Task to complete :: Please copy every line of the records below that holds the word "immunized".

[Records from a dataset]
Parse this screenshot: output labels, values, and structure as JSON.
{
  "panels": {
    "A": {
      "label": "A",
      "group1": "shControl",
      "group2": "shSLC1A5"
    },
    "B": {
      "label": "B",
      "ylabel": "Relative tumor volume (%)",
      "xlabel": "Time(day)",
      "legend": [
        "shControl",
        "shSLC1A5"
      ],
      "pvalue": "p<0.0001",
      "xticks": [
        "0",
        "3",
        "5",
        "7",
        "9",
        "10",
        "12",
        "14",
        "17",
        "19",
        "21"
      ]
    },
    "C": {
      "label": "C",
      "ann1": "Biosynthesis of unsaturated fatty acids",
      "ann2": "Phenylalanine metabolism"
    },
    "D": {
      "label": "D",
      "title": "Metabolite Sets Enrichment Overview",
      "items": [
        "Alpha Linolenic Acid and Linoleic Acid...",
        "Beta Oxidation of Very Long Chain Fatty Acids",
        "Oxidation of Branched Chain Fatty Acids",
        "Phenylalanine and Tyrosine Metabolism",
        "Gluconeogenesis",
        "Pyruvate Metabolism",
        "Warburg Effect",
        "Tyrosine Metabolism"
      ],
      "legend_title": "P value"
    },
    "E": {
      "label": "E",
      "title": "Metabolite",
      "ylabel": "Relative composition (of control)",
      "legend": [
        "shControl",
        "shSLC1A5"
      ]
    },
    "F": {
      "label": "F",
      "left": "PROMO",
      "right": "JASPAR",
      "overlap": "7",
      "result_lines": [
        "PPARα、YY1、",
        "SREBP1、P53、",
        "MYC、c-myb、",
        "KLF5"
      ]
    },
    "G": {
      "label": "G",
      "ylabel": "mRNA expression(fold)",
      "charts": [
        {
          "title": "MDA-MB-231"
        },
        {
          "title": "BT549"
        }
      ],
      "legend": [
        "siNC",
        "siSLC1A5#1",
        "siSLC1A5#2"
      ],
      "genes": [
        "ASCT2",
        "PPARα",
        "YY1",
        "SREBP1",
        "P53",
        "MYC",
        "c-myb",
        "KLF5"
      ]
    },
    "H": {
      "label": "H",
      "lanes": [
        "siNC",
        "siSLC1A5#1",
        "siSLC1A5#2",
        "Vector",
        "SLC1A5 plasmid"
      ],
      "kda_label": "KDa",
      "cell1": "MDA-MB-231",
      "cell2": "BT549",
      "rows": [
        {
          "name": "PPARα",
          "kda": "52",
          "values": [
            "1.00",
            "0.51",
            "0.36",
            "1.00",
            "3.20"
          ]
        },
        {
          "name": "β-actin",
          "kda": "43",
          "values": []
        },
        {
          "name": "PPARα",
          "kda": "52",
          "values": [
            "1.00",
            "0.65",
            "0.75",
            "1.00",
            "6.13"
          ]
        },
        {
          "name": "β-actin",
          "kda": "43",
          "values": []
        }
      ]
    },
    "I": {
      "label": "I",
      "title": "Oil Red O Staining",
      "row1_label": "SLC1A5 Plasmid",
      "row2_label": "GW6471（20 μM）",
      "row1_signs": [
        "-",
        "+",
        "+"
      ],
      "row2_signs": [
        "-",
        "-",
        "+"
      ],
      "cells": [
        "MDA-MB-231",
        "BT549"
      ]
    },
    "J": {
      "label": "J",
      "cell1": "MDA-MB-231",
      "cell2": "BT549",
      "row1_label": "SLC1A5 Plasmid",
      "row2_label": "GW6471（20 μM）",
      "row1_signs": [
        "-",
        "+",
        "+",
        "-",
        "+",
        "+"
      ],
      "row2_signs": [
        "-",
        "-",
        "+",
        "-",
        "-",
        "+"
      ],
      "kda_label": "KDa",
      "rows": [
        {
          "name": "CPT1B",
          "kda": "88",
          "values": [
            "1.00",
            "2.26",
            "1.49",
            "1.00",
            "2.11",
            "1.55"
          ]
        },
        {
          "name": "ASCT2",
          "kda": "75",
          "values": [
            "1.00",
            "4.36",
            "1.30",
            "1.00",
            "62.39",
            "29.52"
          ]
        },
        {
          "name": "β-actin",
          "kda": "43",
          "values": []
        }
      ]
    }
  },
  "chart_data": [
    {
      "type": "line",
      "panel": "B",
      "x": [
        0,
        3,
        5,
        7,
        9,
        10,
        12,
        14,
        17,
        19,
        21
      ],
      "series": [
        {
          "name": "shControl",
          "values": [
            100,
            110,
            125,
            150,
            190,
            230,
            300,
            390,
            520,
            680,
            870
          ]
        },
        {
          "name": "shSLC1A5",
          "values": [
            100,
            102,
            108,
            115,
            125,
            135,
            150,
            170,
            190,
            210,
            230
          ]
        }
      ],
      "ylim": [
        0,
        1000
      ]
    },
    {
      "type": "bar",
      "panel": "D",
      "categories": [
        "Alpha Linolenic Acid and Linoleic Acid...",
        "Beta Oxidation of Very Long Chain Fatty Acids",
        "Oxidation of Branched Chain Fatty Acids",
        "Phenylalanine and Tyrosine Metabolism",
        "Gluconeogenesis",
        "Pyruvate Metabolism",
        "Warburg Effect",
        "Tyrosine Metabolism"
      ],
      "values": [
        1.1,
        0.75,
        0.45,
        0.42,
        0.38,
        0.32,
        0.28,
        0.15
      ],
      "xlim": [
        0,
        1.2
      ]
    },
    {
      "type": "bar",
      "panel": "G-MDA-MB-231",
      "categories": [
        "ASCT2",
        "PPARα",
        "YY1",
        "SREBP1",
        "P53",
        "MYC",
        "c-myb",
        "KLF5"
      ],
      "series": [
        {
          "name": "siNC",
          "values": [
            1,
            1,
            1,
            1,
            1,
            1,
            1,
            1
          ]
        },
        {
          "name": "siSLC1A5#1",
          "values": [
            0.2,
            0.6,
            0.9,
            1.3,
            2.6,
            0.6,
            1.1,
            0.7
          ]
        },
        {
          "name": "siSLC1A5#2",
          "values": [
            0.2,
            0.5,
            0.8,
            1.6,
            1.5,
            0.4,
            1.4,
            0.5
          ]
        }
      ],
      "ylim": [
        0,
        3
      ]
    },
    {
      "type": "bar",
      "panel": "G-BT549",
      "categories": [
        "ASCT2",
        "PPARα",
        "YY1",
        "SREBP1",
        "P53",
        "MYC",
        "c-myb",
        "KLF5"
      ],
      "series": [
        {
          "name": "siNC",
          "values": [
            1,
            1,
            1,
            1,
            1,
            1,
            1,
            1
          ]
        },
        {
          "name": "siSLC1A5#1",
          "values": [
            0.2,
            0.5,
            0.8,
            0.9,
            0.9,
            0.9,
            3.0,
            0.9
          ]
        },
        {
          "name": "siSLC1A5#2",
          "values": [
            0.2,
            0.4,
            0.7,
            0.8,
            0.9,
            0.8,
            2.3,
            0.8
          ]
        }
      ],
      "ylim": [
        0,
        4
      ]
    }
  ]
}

---

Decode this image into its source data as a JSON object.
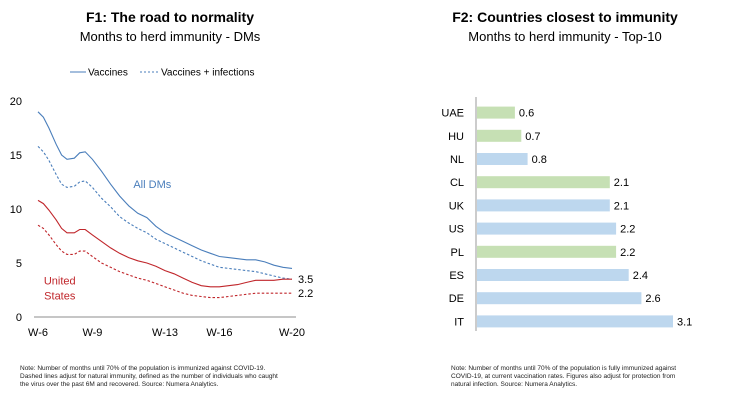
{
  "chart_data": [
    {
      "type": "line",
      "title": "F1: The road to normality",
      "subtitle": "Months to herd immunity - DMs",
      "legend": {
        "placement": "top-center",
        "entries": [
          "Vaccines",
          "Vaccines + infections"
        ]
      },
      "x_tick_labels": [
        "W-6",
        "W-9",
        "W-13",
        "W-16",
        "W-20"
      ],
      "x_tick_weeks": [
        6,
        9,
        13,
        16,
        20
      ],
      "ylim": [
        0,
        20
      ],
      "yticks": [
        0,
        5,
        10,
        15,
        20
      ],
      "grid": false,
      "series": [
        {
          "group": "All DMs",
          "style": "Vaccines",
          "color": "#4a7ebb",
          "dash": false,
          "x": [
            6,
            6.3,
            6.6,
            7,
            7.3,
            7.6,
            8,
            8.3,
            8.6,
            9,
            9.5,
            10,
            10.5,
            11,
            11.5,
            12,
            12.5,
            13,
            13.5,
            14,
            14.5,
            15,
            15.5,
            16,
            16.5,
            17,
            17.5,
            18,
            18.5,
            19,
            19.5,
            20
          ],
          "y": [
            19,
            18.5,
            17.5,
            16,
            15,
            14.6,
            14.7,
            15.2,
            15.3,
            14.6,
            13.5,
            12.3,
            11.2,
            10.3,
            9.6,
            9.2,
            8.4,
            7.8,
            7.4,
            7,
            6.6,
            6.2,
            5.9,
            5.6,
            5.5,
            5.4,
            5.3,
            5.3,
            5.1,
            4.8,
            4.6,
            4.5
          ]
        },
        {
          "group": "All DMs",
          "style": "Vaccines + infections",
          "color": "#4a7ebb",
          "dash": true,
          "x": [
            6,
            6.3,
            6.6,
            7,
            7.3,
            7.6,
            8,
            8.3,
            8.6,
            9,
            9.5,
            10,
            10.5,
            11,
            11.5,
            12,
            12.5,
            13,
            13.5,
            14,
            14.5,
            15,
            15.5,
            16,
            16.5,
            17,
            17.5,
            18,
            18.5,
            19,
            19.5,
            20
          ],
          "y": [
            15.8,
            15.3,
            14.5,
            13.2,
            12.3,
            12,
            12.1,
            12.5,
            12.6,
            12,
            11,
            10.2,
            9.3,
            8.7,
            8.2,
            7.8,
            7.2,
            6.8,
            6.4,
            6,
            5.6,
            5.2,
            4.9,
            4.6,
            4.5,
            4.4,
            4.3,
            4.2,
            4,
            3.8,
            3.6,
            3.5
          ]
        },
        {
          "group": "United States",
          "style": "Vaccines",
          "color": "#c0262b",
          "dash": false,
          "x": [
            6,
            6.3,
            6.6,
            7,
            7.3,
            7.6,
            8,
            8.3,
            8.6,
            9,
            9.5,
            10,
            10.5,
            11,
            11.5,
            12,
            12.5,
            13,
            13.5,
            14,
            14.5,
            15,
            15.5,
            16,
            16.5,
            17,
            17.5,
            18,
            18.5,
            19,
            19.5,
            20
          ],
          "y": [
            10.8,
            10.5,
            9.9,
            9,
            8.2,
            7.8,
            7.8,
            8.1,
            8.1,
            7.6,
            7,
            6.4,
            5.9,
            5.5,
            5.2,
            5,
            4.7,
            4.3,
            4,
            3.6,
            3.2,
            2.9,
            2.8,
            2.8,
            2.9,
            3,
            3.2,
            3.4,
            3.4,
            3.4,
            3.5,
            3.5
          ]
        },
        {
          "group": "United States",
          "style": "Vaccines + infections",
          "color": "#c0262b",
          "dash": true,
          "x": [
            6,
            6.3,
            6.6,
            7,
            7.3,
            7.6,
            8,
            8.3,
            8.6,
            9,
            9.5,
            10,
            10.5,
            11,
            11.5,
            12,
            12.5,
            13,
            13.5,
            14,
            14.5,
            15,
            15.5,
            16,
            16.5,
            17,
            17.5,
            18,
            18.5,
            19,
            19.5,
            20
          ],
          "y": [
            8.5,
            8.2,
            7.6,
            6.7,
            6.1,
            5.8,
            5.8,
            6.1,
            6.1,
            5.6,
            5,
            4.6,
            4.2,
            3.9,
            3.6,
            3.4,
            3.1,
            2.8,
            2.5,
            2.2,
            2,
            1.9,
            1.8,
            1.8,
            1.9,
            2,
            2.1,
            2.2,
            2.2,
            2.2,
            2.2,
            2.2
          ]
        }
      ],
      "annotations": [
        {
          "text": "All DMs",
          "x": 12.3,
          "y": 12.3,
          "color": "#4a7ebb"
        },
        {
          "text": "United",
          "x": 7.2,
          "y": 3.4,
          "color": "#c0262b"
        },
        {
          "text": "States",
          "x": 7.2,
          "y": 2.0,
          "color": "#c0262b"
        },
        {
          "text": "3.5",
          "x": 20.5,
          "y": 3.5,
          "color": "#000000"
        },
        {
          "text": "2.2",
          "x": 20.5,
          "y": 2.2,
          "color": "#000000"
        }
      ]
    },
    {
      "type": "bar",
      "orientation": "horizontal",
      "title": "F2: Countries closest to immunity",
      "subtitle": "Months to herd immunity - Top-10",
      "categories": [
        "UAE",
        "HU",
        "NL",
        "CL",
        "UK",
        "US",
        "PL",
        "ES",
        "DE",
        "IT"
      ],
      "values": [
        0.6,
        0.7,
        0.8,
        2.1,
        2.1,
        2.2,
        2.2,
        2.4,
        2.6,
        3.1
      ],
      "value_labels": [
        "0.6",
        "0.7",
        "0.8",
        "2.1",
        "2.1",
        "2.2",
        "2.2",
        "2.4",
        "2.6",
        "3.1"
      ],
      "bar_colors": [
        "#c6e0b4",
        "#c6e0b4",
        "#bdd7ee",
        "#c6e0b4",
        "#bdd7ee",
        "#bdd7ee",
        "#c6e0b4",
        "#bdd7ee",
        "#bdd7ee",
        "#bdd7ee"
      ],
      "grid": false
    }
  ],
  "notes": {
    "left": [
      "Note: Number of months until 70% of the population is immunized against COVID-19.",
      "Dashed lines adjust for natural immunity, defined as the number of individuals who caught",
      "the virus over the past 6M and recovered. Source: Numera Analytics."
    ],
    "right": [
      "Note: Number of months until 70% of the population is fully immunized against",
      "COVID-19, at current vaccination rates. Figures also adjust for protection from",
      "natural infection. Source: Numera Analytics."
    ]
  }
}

...

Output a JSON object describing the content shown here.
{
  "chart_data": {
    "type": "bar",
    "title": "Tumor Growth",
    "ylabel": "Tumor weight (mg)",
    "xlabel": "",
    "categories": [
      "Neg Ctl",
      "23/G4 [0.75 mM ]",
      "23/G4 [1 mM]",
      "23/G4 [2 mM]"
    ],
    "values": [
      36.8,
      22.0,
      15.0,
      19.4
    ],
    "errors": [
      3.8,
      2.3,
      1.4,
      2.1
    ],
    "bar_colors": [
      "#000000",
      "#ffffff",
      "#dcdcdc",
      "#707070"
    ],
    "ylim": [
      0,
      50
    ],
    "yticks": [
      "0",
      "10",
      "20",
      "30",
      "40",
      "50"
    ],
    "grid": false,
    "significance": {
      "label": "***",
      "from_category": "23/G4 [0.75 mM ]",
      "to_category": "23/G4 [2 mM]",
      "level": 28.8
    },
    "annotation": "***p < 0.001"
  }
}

Result for this exercise ::
      "Note: Number of months until 70% of the population is immunized against COVID-19.",
      "Note: Number of months until 70% of the population is fully immunized against",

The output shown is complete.